To-do list —
1 - From the interview about the Student Academy Awards, list the placements that will be announced at the awards ceremony.
2 - In the interview about the Student Academy Awards, how many films were submitted internationally?
3 - Write the next part of the interview about the Student Academy Awards, picking up after its last sentence.
-- Start of Excerpted text --
Three films made at German film schools are among the winners at the Student Academy Awards in Los Angeles. At the awards ceremony on September 22, the placement (gold, silver, bronze) will be announced. DW spoke with winning filmmaker Felix Ahrens about his movie.

DW: Mr. Ahrens, congratulations on your nomination for this year's student Oscars. "And the winner is Felix Ahrens." How does that sound to you?

Ahrens: I have done as much as I could to keep my distance from it and tried not to think too much about it so that I won't be disappointed if I am not part of the winner's circle. But then I got the phone call from the Oscar Academy in the Los Angeles and nearly fell of my chair.

Even if you don't take gold, silver or bronze, you'll still be at the gala event on September 22 in Hollywood and will get a chance to stand on the stage, though. How strong was the competition?

There were more than 1,700 films submitted internationally. And that a jury is sitting there, going through over 1,700 films and then decides that yours is one of the best seven movies - that is an unbelievable feeling. And that I could still win is totally surprising.

The film was a sort of rush job; we had to hurry through production since public broadcaster MDR had called for proposals. We applied and won, so had to hurriedly write the script and then rush into filming. In retrospect, I think that if we had had more time, I would have done a few other things differently, but I guess that doesn't mater anymore because I've already won.
-- End of Excerpted text --
-- Start of Raw data --
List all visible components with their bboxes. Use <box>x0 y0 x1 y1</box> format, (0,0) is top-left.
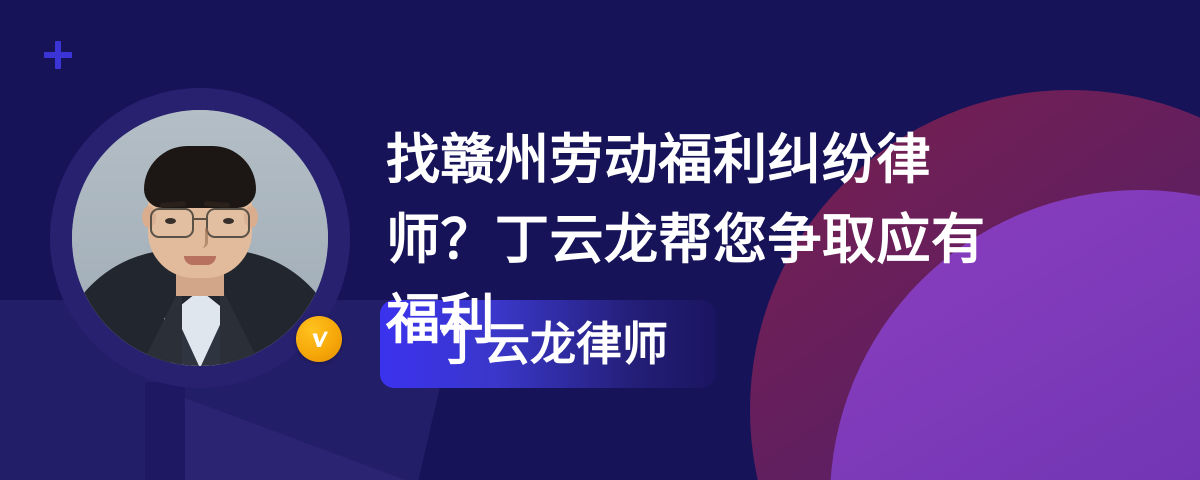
-- End of Raw data --
Set of answers —
1 - Gold, silver, bronze

2 - More than 1,700 films were submitted internationally.

3 -
Your film is 30 minutes long and is called, "At the end of the woods," ("Am Ende der Wald"). What's it about?

It's about Elke, a young police officer who works at the German-Czech border. During a routine vehicle check, the driver of the car, a Czech, begins to resist and Elke shoots him. The event leaves a deep hole in her and a guilty feeling that she struggles with. One day she decides to travel to The Czech Republic in order to find the family of the man she had killed. When she meets them, their reaction is, understandably, different from what she had naively wished for.

How did you come up with the idea?

The camera man, Stephan Buske, had been on vacation in the Czech Republic and quite by accident crossed the border during a walk through the woods. Two German policemen then took him aside and warned him to be more careful as there was a lot of smuggling happening on foot across the border, including with the drug crystal meth. When Stephan told me that, I found it really interesting and it stuck with me. Then I did a bit more research and came across the idea to include the meth issue.

Where and when can the film be viewed?

Well, it is a student production and such films are most often short movies, which are unfortunately a bit of smoke and mirrors. Short productions don't really ever arrive in movie theaters and are rarely picked up for television because they are usually too short and don't have much of an audience. The film actually already had its television premiere back in April, but is no longer available in online media archives. I could imagine that at some point in the future, the MDR might show it again as it belongs to the winner's category.

You've been a student at the film university in Babelsberg since 2012. Did you always have this desire, as a kid growing up in Buxtehude, to make films?

At 20, I thought I wanted to be an actor and invested a lot of pocket money in acting training. But then I realized that it's not the work of an actor that I enjoy as much as the work I do withactors. The impetus likely stems from my attraction to photography because my dad is a hobby photographer and film fanatic. And my mother is someone who can analyze people's psychological profiles pretty spot-on. So my parents have given me the pieces of myself that are important to being creative.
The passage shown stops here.